[Trecho do documento]
Muito mais historicamente significativos (e prejudiciais) foram os projetos do século 19 para categorizar os criminosos ou as campanhas do início do século 20 para prever o comportamento com base em categorias pseudocientíficas de raça e etnia durante o auge do movimento eugênico. Todos esses projetos também contaram com a coleta e sistematização de dados e com parcerias com governos locais e estaduais para seu sucesso, mas também geraram muito entusiasmo de grande parte do público, algo que a Simulmatics nunca fez.

O que é verdade é que a combinação de idealismo e arrogância da Simulmatics é semelhante à de muitas empresas contemporâneas do Vale do Silício. Como eles, ela se via como a vanguarda de um novo Iluminismo, liderada pelas pessoas mais adequadas para resolver os problemas da sociedade, mesmo que não conseguissem compreender a complexidade e a diversidade dela. “Seria mais fácil, mais reconfortante, menos perturbador, se os cientistas da Simulmatics fossem vilões”, escreve Lepore. “Mas eles não eram. Eles eram liberais brancos de meados do século em uma época em que não se esperava que os liberais brancos entendessem as pessoas que não eram brancas ou liberais”. Da mesma forma que a Simulmatics Corporation acreditava que a mesma fórmula poderia entender populações tão distintas quanto eleitores americanos e aldeões vietnamitas, as tecnologias de previsão de hoje muitas vezes fazem promessas igualmente grandiosas. Alimentados por coleta e análise de dados muito mais sofisticados, eles ainda não conseguem levar em conta toda a gama e riqueza da complexidade e variação humana.

[Dados para revisão]
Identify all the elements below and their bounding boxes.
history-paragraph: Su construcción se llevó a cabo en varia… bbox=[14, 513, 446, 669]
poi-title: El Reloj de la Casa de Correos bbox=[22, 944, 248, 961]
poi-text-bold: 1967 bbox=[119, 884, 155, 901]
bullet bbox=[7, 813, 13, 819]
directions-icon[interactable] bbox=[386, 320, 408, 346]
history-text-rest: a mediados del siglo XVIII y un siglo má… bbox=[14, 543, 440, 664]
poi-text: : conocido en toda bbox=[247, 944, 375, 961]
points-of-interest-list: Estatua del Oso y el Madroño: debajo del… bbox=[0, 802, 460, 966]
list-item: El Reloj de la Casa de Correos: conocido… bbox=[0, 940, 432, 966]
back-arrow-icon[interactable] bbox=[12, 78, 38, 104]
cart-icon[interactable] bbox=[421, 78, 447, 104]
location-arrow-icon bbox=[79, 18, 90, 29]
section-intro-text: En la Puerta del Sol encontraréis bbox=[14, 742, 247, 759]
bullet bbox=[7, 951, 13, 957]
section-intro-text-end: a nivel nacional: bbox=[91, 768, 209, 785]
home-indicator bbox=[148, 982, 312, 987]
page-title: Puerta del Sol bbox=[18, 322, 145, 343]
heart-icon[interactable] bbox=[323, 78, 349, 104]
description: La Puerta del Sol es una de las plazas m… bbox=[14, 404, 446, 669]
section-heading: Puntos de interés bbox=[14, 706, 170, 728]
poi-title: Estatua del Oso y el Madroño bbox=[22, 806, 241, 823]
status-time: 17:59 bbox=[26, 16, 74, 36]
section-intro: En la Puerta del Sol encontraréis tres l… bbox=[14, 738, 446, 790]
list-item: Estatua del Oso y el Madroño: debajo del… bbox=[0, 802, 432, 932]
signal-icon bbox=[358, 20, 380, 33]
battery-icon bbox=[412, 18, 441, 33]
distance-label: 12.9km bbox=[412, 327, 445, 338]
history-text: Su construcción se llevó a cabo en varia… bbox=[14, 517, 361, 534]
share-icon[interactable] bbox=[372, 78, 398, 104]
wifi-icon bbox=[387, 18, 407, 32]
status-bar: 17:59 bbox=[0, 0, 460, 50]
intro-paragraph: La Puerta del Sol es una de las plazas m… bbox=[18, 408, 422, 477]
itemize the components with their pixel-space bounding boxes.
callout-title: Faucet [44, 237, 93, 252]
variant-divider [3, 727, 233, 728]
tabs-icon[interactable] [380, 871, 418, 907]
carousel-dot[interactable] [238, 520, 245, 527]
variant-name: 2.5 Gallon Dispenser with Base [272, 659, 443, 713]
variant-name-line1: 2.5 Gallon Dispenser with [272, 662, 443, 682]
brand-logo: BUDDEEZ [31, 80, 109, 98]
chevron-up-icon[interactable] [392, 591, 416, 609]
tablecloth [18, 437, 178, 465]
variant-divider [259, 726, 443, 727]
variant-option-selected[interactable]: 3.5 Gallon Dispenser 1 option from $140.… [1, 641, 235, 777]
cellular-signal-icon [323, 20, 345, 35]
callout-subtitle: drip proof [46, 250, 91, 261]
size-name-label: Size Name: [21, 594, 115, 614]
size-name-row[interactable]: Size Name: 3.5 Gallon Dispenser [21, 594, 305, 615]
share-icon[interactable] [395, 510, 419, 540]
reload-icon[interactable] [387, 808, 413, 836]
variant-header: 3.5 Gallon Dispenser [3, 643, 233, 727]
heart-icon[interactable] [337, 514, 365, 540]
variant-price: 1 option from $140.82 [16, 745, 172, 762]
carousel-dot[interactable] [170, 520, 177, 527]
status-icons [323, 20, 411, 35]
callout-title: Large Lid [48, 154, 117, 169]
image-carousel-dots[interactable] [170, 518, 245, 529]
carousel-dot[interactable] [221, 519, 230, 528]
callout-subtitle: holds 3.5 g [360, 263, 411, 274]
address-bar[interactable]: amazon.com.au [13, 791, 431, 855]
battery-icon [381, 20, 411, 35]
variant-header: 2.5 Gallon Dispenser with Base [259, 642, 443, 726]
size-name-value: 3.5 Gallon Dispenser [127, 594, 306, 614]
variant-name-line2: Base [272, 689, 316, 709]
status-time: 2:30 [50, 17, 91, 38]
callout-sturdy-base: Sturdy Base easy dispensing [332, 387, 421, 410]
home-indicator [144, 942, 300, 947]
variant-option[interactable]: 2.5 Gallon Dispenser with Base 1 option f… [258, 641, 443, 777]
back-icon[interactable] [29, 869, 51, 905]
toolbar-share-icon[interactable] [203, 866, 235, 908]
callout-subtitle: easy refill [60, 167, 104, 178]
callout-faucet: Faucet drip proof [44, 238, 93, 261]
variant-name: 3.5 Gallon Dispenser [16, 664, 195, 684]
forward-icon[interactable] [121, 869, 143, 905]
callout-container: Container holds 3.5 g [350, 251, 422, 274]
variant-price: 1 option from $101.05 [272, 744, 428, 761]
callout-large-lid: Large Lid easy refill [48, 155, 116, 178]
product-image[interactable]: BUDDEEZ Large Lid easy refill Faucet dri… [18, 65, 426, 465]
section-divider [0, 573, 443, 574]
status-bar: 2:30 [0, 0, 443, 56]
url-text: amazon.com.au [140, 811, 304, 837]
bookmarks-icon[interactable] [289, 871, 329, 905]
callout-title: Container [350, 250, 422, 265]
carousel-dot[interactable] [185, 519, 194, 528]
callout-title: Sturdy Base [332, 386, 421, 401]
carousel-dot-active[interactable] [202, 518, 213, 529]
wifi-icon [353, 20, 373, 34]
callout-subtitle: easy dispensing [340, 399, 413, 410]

[Instrução de trabalho 1]
De acordo com o trecho sobre a Simulmatics, a combinação de idealismo e arrogância da empresa é semelhante à de quais empresas atuais?
[Instrução de trabalho 2]
Reescreva o trecho sobre a Simulmatics, tudo desde "Muito mais historicamente" até "Simulmatics nunca fez.", e substitua "eugênico" por "higienista".
[Instrução de trabalho 3]
Dê sequência ao trecho sobre a Simulmatics e escreva a parte seguinte a partir da última frase apresentada.

[Resposta 1]
À de muitas empresas contemporâneas do Vale do Silício.

[Resposta 2]
Muito mais historicamente significativos (e prejudiciais) foram os projetos do século 19 para categorizar os criminosos ou as campanhas do início do século 20 para prever o comportamento com base em categorias pseudocientíficas de raça e etnia durante o auge do movimento higienista. Todos esses projetos também contaram com a coleta e sistematização de dados e com parcerias com governos locais e estaduais para seu sucesso, mas também geraram muito entusiasmo de grande parte do público, algo que a Simulmatics nunca fez.

[Resposta 3]
Portanto, embora Simulmatics não tenha, como afirma o subtítulo de Lepore, inventado o futuro, suas tentativas de categorizar e prever o comportamento humano levantaram questões sobre a ética dos dados que ainda estão conosco hoje. Lepore descreve as audiências no Congresso sobre privacidade de dados em 1966, quando um cientista da RAND delineou para o Congresso as perguntas que deveriam se fazer: “O que são dados? A quem eles pertencem? Que obrigação tem o coletor, ou detentor, ou analista de dados sobre o assunto? Os dados podem ser compartilhados? Eles podem ser vendidos?”

Lepore lamenta o fracasso de uma era anterior em enfrentar essas questões de frente. “Se, então, na década de 1960, as coisas tivessem acontecido de forma diferente, esse futuro poderia ter sido salvo”, ela escreve, acrescentando que “muitas pessoas na época acreditavam que uma máquina para analisar pessoas era total e absolutamente amoral”. Mas também é estranhamente reconfortante saber que, mesmo quando nossas tecnologias estavam em seus estágios rudimentares, as pessoas pensavam nas prováveis consequências de nosso uso.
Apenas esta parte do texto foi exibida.